The records below must be duplicated exactly, character for character.

* * * * * * * * *

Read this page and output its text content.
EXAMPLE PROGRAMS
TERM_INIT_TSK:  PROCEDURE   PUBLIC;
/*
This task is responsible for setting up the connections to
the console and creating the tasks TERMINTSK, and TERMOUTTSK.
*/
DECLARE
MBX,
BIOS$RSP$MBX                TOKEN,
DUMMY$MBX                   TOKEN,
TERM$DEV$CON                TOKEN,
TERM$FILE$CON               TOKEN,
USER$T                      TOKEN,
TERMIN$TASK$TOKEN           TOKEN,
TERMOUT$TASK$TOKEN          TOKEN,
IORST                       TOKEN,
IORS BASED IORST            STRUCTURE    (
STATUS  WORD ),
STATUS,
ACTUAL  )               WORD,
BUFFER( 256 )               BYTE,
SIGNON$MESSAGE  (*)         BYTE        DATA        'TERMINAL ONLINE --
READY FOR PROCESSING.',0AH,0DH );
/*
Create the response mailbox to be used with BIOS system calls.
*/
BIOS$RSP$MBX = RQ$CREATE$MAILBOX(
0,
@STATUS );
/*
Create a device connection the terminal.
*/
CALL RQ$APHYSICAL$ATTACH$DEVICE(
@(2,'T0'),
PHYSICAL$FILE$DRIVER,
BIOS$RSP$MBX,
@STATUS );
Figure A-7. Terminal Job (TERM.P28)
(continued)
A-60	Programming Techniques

* * * * * * * * *

## [RESPONSE TO THIS TASK]
Read this page and output its text content.
EXAMPLE PROGRAMS
TERM_INIT_TSK:  PROCEDURE   PUBLIC;
/*
This task is responsible for setting up the connections to
the console and creating the tasks TERMINTSK, and TERMOUTTSK.
*/
DECLARE
MBX,
BIOS$RSP$MBX                TOKEN,
DUMMY$MBX                   TOKEN,
TERM$DEV$CON                TOKEN,
TERM$FILE$CON               TOKEN,
USER$T                      TOKEN,
TERMIN$TASK$TOKEN           TOKEN,
TERMOUT$TASK$TOKEN          TOKEN,
IORST                       TOKEN,
IORS BASED IORST            STRUCTURE    (
STATUS  WORD ),
STATUS,
ACTUAL  )               WORD,
BUFFER( 256 )               BYTE,
SIGNON$MESSAGE  (*)         BYTE        DATA        'TERMINAL ONLINE --
READY FOR PROCESSING.',0AH,0DH );
/*
Create the response mailbox to be used with BIOS system calls.
*/
BIOS$RSP$MBX = RQ$CREATE$MAILBOX(
0,
@STATUS );
/*
Create a device connection the terminal.
*/
CALL RQ$APHYSICAL$ATTACH$DEVICE(
@(2,'T0'),
PHYSICAL$FILE$DRIVER,
BIOS$RSP$MBX,
@STATUS );
Figure A-7. Terminal Job (TERM.P28)
(continued)
A-60	Programming Techniques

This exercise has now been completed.